» RECORD EXCERPTS

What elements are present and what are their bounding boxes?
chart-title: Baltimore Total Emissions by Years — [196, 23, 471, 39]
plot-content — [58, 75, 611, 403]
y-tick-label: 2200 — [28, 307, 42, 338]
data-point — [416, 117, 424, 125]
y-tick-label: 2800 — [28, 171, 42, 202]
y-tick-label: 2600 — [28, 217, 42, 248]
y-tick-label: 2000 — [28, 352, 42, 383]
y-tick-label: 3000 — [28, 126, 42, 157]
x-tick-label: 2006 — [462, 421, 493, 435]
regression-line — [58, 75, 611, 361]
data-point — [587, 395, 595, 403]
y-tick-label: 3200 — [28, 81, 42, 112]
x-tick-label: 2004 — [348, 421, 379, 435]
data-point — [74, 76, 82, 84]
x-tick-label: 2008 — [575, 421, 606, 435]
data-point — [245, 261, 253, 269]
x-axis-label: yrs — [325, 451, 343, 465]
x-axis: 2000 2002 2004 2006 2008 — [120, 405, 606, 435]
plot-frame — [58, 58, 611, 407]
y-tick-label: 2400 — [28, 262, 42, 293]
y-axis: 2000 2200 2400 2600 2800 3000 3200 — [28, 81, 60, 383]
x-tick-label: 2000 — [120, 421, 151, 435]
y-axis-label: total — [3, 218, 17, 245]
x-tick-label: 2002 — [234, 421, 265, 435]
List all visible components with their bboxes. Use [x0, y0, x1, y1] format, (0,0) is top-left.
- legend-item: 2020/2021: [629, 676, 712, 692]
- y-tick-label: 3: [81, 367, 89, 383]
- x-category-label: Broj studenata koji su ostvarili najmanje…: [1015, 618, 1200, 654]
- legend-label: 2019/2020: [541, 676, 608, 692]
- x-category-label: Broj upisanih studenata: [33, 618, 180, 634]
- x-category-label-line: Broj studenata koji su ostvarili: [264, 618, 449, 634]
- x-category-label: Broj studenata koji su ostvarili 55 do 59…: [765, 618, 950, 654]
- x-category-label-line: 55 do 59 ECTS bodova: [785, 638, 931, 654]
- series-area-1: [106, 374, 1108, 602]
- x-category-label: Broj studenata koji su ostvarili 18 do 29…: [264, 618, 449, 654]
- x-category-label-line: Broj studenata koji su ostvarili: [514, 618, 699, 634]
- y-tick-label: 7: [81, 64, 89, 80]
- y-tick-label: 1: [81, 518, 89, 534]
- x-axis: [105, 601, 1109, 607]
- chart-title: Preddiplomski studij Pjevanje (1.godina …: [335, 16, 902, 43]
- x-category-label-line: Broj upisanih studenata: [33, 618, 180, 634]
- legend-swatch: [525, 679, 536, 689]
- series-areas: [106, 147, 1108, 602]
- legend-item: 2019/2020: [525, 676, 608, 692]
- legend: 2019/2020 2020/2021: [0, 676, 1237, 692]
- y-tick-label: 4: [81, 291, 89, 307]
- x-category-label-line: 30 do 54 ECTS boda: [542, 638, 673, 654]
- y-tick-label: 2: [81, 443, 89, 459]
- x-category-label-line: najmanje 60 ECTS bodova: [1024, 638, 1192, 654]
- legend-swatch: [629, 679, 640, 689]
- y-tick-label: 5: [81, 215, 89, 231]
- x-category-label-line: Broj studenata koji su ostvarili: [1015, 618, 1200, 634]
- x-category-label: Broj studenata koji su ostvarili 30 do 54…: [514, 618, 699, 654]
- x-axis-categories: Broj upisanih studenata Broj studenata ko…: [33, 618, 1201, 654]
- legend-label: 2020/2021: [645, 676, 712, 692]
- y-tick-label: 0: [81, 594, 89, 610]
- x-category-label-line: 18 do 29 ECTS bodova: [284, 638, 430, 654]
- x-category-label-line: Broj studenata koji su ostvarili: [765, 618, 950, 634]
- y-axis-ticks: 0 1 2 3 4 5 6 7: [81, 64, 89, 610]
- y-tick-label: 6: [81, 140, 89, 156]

» STATED GOAL
Rewrite all the rows above, changing every "legend-swatch" to "legend-marker" and keeping everything else the same.

» FULL SOLUTION
What elements are present and what are their bounding boxes?
chart-title: Baltimore Total Emissions by Years — [196, 23, 471, 39]
plot-content — [58, 75, 611, 403]
y-tick-label: 2200 — [28, 307, 42, 338]
data-point — [416, 117, 424, 125]
y-tick-label: 2800 — [28, 171, 42, 202]
y-tick-label: 2600 — [28, 217, 42, 248]
y-tick-label: 2000 — [28, 352, 42, 383]
y-tick-label: 3000 — [28, 126, 42, 157]
x-tick-label: 2006 — [462, 421, 493, 435]
regression-line — [58, 75, 611, 361]
data-point — [587, 395, 595, 403]
y-tick-label: 3200 — [28, 81, 42, 112]
x-tick-label: 2004 — [348, 421, 379, 435]
data-point — [74, 76, 82, 84]
x-tick-label: 2008 — [575, 421, 606, 435]
data-point — [245, 261, 253, 269]
x-axis-label: yrs — [325, 451, 343, 465]
x-axis: 2000 2002 2004 2006 2008 — [120, 405, 606, 435]
plot-frame — [58, 58, 611, 407]
y-tick-label: 2400 — [28, 262, 42, 293]
y-axis: 2000 2200 2400 2600 2800 3000 3200 — [28, 81, 60, 383]
x-tick-label: 2000 — [120, 421, 151, 435]
y-axis-label: total — [3, 218, 17, 245]
x-tick-label: 2002 — [234, 421, 265, 435]
List all visible components with their bboxes. Use [x0, y0, x1, y1] format, (0,0) is top-left.
- legend-item: 2020/2021: [629, 676, 712, 692]
- y-tick-label: 3: [81, 367, 89, 383]
- x-category-label: Broj studenata koji su ostvarili najmanje…: [1015, 618, 1200, 654]
- legend-label: 2019/2020: [541, 676, 608, 692]
- x-category-label: Broj upisanih studenata: [33, 618, 180, 634]
- x-category-label-line: Broj studenata koji su ostvarili: [264, 618, 449, 634]
- x-category-label: Broj studenata koji su ostvarili 55 do 59…: [765, 618, 950, 654]
- x-category-label-line: 55 do 59 ECTS bodova: [785, 638, 931, 654]
- series-area-1: [106, 374, 1108, 602]
- x-category-label: Broj studenata koji su ostvarili 18 do 29…: [264, 618, 449, 654]
- x-category-label-line: Broj studenata koji su ostvarili: [514, 618, 699, 634]
- y-tick-label: 7: [81, 64, 89, 80]
- y-tick-label: 1: [81, 518, 89, 534]
- x-axis: [105, 601, 1109, 607]
- chart-title: Preddiplomski studij Pjevanje (1.godina …: [335, 16, 902, 43]
- x-category-label-line: Broj upisanih studenata: [33, 618, 180, 634]
- legend-marker: [525, 679, 536, 689]
- series-areas: [106, 147, 1108, 602]
- legend-item: 2019/2020: [525, 676, 608, 692]
- legend: 2019/2020 2020/2021: [0, 676, 1237, 692]
- y-tick-label: 4: [81, 291, 89, 307]
- x-category-label-line: 30 do 54 ECTS boda: [542, 638, 673, 654]
- y-tick-label: 2: [81, 443, 89, 459]
- x-category-label-line: najmanje 60 ECTS bodova: [1024, 638, 1192, 654]
- legend-marker: [629, 679, 640, 689]
- y-tick-label: 5: [81, 215, 89, 231]
- x-category-label-line: Broj studenata koji su ostvarili: [1015, 618, 1200, 634]
- x-category-label: Broj studenata koji su ostvarili 30 do 54…: [514, 618, 699, 654]
- x-axis-categories: Broj upisanih studenata Broj studenata ko…: [33, 618, 1201, 654]
- legend-label: 2020/2021: [645, 676, 712, 692]
- y-tick-label: 0: [81, 594, 89, 610]
- x-category-label-line: 18 do 29 ECTS bodova: [284, 638, 430, 654]
- x-category-label-line: Broj studenata koji su ostvarili: [765, 618, 950, 634]
- y-axis-ticks: 0 1 2 3 4 5 6 7: [81, 64, 89, 610]
- y-tick-label: 6: [81, 140, 89, 156]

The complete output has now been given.